## begin
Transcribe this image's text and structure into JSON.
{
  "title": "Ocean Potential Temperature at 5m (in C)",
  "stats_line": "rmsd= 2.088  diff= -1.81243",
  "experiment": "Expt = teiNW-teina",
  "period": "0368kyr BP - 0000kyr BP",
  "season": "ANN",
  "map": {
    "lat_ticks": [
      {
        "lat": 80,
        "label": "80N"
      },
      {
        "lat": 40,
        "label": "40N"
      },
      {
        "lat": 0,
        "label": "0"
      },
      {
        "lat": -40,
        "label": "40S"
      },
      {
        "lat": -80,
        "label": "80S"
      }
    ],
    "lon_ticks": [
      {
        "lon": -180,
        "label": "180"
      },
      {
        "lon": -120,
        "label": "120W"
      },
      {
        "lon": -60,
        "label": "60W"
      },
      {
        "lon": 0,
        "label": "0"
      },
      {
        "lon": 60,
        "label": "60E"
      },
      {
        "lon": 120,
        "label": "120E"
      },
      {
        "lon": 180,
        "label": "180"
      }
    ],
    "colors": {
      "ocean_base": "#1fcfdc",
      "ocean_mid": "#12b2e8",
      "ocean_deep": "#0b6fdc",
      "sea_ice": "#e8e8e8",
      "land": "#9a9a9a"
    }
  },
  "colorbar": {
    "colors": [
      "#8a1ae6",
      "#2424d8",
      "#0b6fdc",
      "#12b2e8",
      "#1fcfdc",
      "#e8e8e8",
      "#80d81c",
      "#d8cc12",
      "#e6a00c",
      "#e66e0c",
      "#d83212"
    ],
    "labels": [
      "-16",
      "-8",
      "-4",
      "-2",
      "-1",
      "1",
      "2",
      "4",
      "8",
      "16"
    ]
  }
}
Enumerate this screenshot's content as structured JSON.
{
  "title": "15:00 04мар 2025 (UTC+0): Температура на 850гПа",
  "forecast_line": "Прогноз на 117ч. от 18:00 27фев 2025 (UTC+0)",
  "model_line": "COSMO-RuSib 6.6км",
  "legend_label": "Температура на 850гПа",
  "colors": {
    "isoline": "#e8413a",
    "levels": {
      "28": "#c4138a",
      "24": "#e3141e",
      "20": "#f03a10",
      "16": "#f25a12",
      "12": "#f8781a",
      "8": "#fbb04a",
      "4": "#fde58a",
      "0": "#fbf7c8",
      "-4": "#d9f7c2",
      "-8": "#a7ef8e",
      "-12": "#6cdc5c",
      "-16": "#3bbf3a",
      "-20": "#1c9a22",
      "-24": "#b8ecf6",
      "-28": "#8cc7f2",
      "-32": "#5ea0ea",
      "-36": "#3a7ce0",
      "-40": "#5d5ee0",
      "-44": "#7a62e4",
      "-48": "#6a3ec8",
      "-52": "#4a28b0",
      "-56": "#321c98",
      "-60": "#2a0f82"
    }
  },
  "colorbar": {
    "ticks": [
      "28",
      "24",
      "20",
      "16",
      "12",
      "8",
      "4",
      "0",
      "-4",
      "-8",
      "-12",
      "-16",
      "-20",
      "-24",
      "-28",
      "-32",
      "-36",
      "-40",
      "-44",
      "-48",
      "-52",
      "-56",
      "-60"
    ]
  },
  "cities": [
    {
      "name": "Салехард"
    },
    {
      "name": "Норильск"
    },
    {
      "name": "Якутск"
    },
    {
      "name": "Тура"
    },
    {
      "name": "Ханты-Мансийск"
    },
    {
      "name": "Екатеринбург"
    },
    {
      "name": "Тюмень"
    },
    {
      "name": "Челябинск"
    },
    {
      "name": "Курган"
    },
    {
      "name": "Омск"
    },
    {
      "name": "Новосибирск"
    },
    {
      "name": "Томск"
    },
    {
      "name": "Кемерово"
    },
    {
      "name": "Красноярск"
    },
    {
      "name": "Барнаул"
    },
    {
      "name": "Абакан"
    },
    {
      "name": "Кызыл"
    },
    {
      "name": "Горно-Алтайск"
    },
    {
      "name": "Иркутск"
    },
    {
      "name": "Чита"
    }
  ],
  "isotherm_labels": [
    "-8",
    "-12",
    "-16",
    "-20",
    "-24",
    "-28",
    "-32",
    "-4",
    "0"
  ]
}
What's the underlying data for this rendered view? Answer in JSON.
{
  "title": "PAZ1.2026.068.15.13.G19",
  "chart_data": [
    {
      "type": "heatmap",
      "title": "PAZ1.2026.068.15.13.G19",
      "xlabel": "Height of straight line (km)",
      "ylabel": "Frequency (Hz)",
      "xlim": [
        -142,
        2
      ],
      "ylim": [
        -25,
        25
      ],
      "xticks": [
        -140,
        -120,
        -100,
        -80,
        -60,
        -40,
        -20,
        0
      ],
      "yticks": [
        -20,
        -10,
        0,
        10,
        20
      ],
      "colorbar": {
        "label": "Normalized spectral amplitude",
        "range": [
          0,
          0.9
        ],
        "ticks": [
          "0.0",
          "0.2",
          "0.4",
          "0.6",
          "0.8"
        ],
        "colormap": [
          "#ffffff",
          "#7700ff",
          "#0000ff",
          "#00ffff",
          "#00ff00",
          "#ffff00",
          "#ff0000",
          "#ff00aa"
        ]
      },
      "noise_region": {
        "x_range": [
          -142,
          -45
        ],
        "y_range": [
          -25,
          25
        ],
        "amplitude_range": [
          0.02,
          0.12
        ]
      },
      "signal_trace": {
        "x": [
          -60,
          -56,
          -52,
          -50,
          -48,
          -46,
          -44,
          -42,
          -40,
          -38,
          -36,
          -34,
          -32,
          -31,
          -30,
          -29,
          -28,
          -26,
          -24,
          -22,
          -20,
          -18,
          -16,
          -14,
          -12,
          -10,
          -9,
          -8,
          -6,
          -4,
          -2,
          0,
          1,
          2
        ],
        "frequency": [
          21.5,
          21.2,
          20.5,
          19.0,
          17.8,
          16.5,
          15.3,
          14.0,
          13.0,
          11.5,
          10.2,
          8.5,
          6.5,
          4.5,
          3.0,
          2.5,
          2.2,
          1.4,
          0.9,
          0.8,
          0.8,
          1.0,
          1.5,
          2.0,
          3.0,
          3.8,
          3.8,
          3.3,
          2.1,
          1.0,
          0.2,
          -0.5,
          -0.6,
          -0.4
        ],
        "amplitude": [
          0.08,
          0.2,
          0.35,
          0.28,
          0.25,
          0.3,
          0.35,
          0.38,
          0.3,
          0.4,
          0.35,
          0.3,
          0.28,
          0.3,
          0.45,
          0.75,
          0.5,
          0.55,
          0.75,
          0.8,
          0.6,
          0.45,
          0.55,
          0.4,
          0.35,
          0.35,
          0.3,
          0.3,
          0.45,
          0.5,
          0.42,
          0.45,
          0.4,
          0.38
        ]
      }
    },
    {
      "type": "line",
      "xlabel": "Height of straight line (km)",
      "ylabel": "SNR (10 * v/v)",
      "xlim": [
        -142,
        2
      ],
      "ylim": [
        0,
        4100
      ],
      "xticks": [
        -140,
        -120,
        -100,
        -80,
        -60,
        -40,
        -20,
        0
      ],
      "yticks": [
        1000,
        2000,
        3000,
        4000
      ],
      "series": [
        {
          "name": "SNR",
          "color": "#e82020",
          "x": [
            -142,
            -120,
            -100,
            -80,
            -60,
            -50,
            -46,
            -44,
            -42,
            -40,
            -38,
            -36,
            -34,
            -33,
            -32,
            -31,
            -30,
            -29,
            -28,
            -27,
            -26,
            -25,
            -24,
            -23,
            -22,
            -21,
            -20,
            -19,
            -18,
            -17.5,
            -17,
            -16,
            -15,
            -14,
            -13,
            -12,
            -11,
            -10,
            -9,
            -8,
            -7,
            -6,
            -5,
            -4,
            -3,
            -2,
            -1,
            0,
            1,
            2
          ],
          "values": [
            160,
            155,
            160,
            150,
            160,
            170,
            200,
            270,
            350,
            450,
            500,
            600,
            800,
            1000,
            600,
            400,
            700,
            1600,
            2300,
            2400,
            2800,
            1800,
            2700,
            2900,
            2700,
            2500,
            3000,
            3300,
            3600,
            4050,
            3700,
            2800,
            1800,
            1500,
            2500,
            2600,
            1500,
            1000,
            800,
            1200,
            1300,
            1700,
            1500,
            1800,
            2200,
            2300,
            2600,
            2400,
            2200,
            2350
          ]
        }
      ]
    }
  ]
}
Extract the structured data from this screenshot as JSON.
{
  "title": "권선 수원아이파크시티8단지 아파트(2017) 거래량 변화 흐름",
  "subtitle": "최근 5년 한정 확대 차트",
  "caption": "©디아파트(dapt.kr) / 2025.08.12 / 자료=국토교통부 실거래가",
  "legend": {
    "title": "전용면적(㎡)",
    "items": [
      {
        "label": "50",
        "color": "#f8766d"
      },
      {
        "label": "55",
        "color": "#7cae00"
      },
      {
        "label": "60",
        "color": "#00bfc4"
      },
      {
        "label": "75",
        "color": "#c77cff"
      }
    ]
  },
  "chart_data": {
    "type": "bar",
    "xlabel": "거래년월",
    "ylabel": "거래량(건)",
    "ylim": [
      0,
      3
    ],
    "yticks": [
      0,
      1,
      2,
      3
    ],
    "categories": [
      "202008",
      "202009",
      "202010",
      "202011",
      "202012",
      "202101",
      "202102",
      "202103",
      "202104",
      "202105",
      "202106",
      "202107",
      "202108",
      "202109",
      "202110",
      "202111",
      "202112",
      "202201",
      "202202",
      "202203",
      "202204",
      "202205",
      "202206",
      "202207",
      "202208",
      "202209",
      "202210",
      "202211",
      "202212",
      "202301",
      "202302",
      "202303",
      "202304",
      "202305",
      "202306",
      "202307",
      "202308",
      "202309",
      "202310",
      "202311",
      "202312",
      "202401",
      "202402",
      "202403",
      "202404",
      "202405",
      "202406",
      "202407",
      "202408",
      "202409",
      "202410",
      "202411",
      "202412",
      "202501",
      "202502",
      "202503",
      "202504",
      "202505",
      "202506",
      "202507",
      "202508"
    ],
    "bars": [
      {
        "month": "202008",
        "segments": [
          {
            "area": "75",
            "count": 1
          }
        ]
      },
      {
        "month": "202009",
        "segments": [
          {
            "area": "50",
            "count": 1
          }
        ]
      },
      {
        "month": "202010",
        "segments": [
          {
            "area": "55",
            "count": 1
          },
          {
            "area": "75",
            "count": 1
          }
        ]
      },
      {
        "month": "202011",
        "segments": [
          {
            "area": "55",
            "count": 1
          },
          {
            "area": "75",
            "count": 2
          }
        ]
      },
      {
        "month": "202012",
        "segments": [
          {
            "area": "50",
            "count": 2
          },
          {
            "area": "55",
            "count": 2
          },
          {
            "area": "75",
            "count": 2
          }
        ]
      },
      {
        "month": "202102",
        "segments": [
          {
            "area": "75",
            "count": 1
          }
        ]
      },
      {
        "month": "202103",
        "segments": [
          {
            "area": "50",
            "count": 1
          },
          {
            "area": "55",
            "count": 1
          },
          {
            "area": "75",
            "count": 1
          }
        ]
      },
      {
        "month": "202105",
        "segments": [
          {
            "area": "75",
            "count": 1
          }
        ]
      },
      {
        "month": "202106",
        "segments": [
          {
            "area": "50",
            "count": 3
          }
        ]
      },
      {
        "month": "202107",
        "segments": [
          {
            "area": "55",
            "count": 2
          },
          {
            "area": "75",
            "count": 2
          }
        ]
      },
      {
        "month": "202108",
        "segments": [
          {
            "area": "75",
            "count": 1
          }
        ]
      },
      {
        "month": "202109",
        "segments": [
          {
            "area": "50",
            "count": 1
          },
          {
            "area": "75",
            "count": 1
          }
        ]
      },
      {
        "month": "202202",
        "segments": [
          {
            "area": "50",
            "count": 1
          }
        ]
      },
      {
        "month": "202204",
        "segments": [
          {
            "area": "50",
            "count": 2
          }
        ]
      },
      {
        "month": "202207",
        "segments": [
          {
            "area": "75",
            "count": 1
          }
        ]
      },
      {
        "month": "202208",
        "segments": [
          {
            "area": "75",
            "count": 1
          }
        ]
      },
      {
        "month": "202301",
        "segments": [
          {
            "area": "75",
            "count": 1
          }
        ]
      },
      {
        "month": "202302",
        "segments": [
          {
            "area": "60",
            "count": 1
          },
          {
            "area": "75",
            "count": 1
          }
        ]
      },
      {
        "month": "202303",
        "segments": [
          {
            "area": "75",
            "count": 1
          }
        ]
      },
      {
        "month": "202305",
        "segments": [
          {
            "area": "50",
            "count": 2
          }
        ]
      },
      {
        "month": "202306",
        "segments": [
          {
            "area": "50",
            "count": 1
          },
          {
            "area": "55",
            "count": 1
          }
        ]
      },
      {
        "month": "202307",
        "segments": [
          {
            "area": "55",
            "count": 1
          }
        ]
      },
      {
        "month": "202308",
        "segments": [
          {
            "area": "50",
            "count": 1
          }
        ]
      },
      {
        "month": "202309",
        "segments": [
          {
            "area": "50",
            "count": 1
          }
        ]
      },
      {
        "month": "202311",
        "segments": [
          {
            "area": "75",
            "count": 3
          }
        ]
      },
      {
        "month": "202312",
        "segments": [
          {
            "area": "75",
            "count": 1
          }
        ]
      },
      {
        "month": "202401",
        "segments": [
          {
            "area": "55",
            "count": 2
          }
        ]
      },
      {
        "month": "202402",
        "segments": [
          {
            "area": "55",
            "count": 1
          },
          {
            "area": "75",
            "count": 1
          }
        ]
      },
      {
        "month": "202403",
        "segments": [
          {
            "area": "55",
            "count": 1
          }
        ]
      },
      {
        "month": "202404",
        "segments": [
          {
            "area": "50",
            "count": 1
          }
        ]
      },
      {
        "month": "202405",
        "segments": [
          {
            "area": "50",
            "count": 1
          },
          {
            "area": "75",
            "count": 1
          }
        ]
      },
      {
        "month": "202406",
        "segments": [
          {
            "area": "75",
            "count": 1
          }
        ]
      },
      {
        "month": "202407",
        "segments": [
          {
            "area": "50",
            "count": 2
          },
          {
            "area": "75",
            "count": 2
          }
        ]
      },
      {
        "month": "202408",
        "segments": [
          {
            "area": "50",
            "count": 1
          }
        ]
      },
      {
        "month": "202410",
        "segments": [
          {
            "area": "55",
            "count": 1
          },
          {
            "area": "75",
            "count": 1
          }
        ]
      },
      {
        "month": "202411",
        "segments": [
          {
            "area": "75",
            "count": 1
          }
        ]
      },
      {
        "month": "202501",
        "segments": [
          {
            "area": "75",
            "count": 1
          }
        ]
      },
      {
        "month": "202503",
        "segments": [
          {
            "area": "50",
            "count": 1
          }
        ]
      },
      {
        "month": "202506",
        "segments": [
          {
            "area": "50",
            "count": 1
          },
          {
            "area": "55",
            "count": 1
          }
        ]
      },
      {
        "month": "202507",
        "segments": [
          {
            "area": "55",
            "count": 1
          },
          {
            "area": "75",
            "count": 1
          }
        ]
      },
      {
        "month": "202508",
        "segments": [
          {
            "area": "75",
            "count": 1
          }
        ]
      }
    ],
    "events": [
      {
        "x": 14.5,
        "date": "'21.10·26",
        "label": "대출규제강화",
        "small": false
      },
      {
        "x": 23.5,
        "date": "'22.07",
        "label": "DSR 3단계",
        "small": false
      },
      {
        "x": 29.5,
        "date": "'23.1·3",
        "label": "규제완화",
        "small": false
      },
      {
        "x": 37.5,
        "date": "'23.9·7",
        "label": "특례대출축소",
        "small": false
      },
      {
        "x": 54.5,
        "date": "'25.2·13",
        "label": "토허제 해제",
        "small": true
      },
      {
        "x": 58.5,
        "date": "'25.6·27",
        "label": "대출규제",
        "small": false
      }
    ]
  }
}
## end
Sift through the entries and copy every line with "screenshot".

Enumerate this screenshot's content as structured JSON.
Extract the structured data from this screenshot as JSON.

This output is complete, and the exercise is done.